┌────────

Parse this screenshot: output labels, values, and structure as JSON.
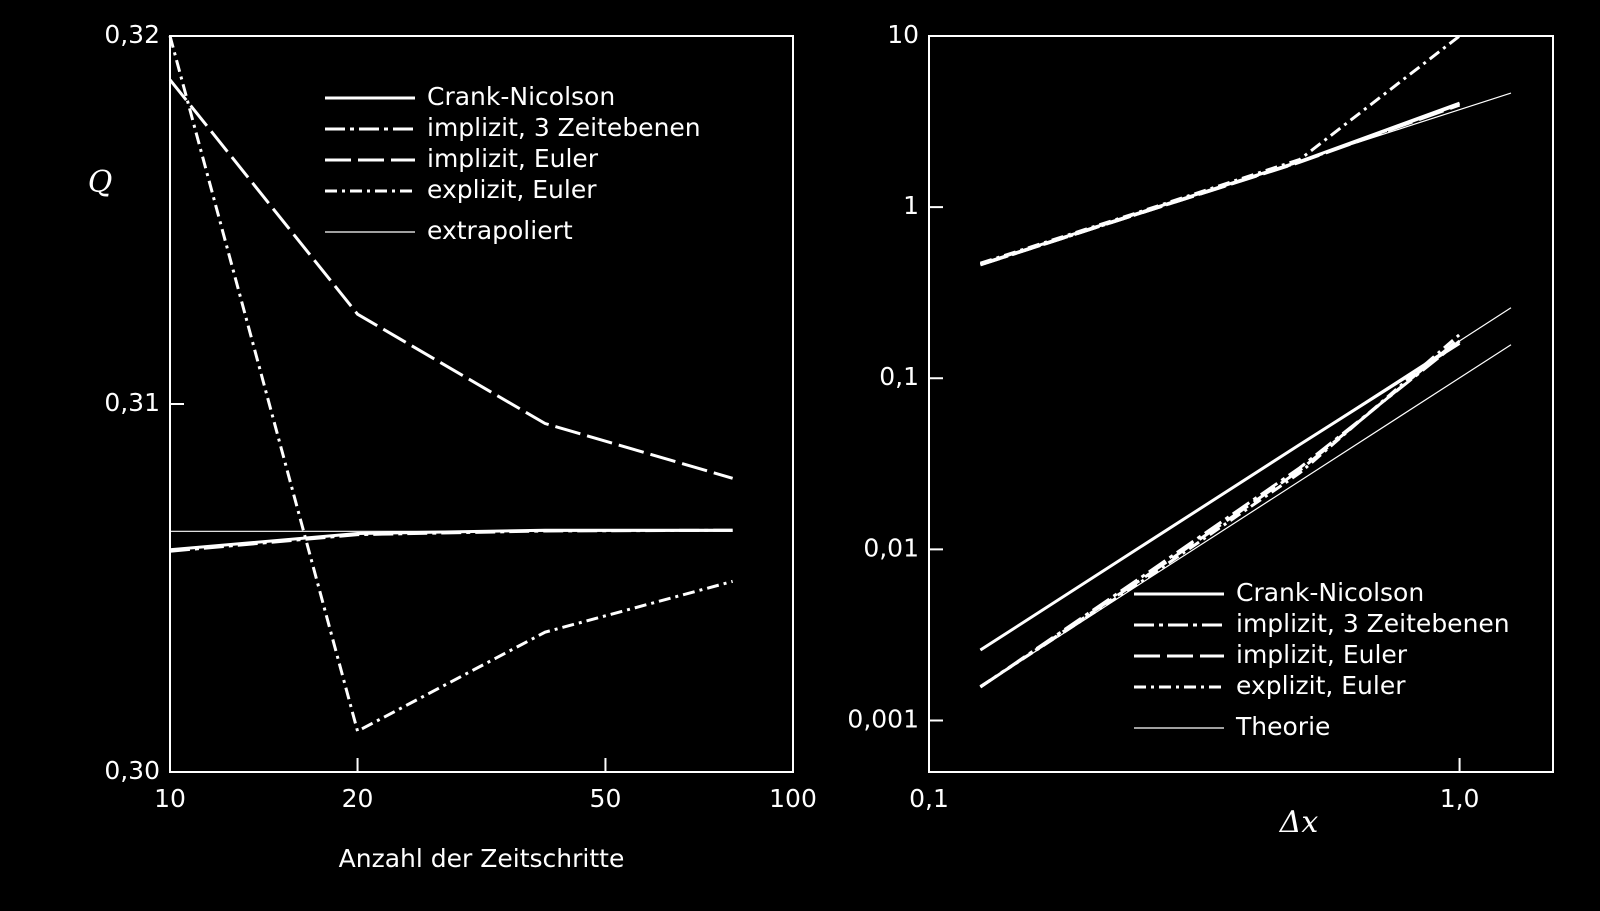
{
  "chart_data": [
    {
      "type": "line",
      "xlog": true,
      "ylog": false,
      "legend": "upper right",
      "x_label": "Anzahl der Zeitschritte",
      "y_label": "Q",
      "xlim": [
        10,
        100
      ],
      "xticks": [
        10,
        20,
        50,
        100
      ],
      "ylim": [
        0.3,
        0.32
      ],
      "yticks": [
        {
          "value": 0.3,
          "label": "0,30"
        },
        {
          "value": 0.31,
          "label": "0,31"
        },
        {
          "value": 0.32,
          "label": "0,32"
        }
      ],
      "series": [
        {
          "name": "Crank-Nicolson",
          "color": "#ffffff",
          "dash": "solid",
          "x": [
            10,
            20,
            40,
            80
          ],
          "values": [
            0.30604,
            0.30648,
            0.30657,
            0.30657
          ]
        },
        {
          "name": "implizit, 3 Zeitebenen",
          "color": "#ffffff",
          "dash": "dash-dot",
          "x": [
            10,
            20,
            40,
            80
          ],
          "values": [
            0.306,
            0.30645,
            0.30655,
            0.30657
          ]
        },
        {
          "name": "implizit, Euler",
          "color": "#ffffff",
          "dash": "long-dash",
          "x": [
            10,
            20,
            40,
            80
          ],
          "values": [
            0.31881,
            0.31244,
            0.30947,
            0.30798
          ]
        },
        {
          "name": "explizit, Euler",
          "color": "#ffffff",
          "dash": "dash-dot-short",
          "x": [
            10,
            20,
            40,
            80
          ],
          "values": [
            0.32,
            0.30111,
            0.3038,
            0.30518
          ]
        },
        {
          "name": "extrapoliert",
          "color": "#ffffff",
          "dash": "thin",
          "x": [
            10,
            80
          ],
          "values": [
            0.30654,
            0.30654
          ]
        }
      ]
    },
    {
      "type": "line",
      "xlog": true,
      "ylog": true,
      "legend": "lower right",
      "x_label": "Δx",
      "xlim": [
        0.1,
        1.5
      ],
      "xticks": [
        {
          "value": 0.1,
          "label": "0,1"
        },
        {
          "value": 1.0,
          "label": "1,0"
        }
      ],
      "ylim": [
        0.0005,
        10
      ],
      "yticks": [
        {
          "value": 0.001,
          "label": "0,001"
        },
        {
          "value": 0.01,
          "label": "0,01"
        },
        {
          "value": 0.1,
          "label": "0,1"
        },
        1,
        10
      ],
      "series": [
        {
          "name": "Crank-Nicolson",
          "color": "#ffffff",
          "dash": "solid",
          "x": [
            0.125,
            0.25,
            0.5,
            1.0
          ],
          "lines": [
            [
              0.464,
              0.93,
              1.85,
              4.05
            ],
            [
              0.00258,
              0.0103,
              0.041,
              0.16
            ]
          ]
        },
        {
          "name": "implizit, 3 Zeitebenen",
          "color": "#ffffff",
          "dash": "dash-dot",
          "x": [
            0.125,
            0.25,
            0.5,
            1.0
          ],
          "lines": [
            [
              0.46,
              0.92,
              1.84,
              4.0
            ],
            [
              0.00157,
              0.0068,
              0.03,
              0.165
            ]
          ]
        },
        {
          "name": "implizit, Euler",
          "color": "#ffffff",
          "dash": "long-dash",
          "x": [
            0.125,
            0.25,
            0.5,
            1.0
          ],
          "lines": [
            [
              0.46,
              0.92,
              1.83,
              3.95
            ],
            [
              0.00157,
              0.0066,
              0.029,
              0.17
            ]
          ]
        },
        {
          "name": "explizit, Euler",
          "color": "#ffffff",
          "dash": "dash-dot-short",
          "x": [
            0.125,
            0.25,
            0.5,
            1.0
          ],
          "lines": [
            [
              0.47,
              0.94,
              1.9,
              10
            ],
            [
              0.00158,
              0.0064,
              0.028,
              0.18
            ]
          ]
        },
        {
          "name": "Theorie",
          "color": "#ffffff",
          "dash": "thin",
          "x": [
            0.125,
            1.25
          ],
          "lines": [
            [
              0.464,
              4.64
            ],
            [
              0.00258,
              0.258
            ],
            [
              0.00157,
              0.157
            ]
          ]
        }
      ]
    }
  ]
}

└────────

__THE EXERCISE__
Restate the full listing verbatim and drop every picture.

__CORRECT ANSWER__
Parse this screenshot: output labels, values, and structure as JSON.
{
  "chart_data": [
    {
      "type": "line",
      "xlog": true,
      "ylog": false,
      "legend": "upper right",
      "x_label": "Anzahl der Zeitschritte",
      "y_label": "Q",
      "xlim": [
        10,
        100
      ],
      "xticks": [
        10,
        20,
        50,
        100
      ],
      "ylim": [
        0.3,
        0.32
      ],
      "yticks": [
        {
          "value": 0.3,
          "label": "0,30"
        },
        {
          "value": 0.31,
          "label": "0,31"
        },
        {
          "value": 0.32,
          "label": "0,32"
        }
      ],
      "series": [
        {
          "name": "Crank-Nicolson",
          "color": "#ffffff",
          "dash": "solid",
          "x": [
            10,
            20,
            40,
            80
          ],
          "values": [
            0.30604,
            0.30648,
            0.30657,
            0.30657
          ]
        },
        {
          "name": "implizit, 3 Zeitebenen",
          "color": "#ffffff",
          "dash": "dash-dot",
          "x": [
            10,
            20,
            40,
            80
          ],
          "values": [
            0.306,
            0.30645,
            0.30655,
            0.30657
          ]
        },
        {
          "name": "implizit, Euler",
          "color": "#ffffff",
          "dash": "long-dash",
          "x": [
            10,
            20,
            40,
            80
          ],
          "values": [
            0.31881,
            0.31244,
            0.30947,
            0.30798
          ]
        },
        {
          "name": "explizit, Euler",
          "color": "#ffffff",
          "dash": "dash-dot-short",
          "x": [
            10,
            20,
            40,
            80
          ],
          "values": [
            0.32,
            0.30111,
            0.3038,
            0.30518
          ]
        },
        {
          "name": "extrapoliert",
          "color": "#ffffff",
          "dash": "thin",
          "x": [
            10,
            80
          ],
          "values": [
            0.30654,
            0.30654
          ]
        }
      ]
    },
    {
      "type": "line",
      "xlog": true,
      "ylog": true,
      "legend": "lower right",
      "x_label": "Δx",
      "xlim": [
        0.1,
        1.5
      ],
      "xticks": [
        {
          "value": 0.1,
          "label": "0,1"
        },
        {
          "value": 1.0,
          "label": "1,0"
        }
      ],
      "ylim": [
        0.0005,
        10
      ],
      "yticks": [
        {
          "value": 0.001,
          "label": "0,001"
        },
        {
          "value": 0.01,
          "label": "0,01"
        },
        {
          "value": 0.1,
          "label": "0,1"
        },
        1,
        10
      ],
      "series": [
        {
          "name": "Crank-Nicolson",
          "color": "#ffffff",
          "dash": "solid",
          "x": [
            0.125,
            0.25,
            0.5,
            1.0
          ],
          "lines": [
            [
              0.464,
              0.93,
              1.85,
              4.05
            ],
            [
              0.00258,
              0.0103,
              0.041,
              0.16
            ]
          ]
        },
        {
          "name": "implizit, 3 Zeitebenen",
          "color": "#ffffff",
          "dash": "dash-dot",
          "x": [
            0.125,
            0.25,
            0.5,
            1.0
          ],
          "lines": [
            [
              0.46,
              0.92,
              1.84,
              4.0
            ],
            [
              0.00157,
              0.0068,
              0.03,
              0.165
            ]
          ]
        },
        {
          "name": "implizit, Euler",
          "color": "#ffffff",
          "dash": "long-dash",
          "x": [
            0.125,
            0.25,
            0.5,
            1.0
          ],
          "lines": [
            [
              0.46,
              0.92,
              1.83,
              3.95
            ],
            [
              0.00157,
              0.0066,
              0.029,
              0.17
            ]
          ]
        },
        {
          "name": "explizit, Euler",
          "color": "#ffffff",
          "dash": "dash-dot-short",
          "x": [
            0.125,
            0.25,
            0.5,
            1.0
          ],
          "lines": [
            [
              0.47,
              0.94,
              1.9,
              10
            ],
            [
              0.00158,
              0.0064,
              0.028,
              0.18
            ]
          ]
        },
        {
          "name": "Theorie",
          "color": "#ffffff",
          "dash": "thin",
          "x": [
            0.125,
            1.25
          ],
          "lines": [
            [
              0.464,
              4.64
            ],
            [
              0.00258,
              0.258
            ],
            [
              0.00157,
              0.157
            ]
          ]
        }
      ]
    }
  ]
}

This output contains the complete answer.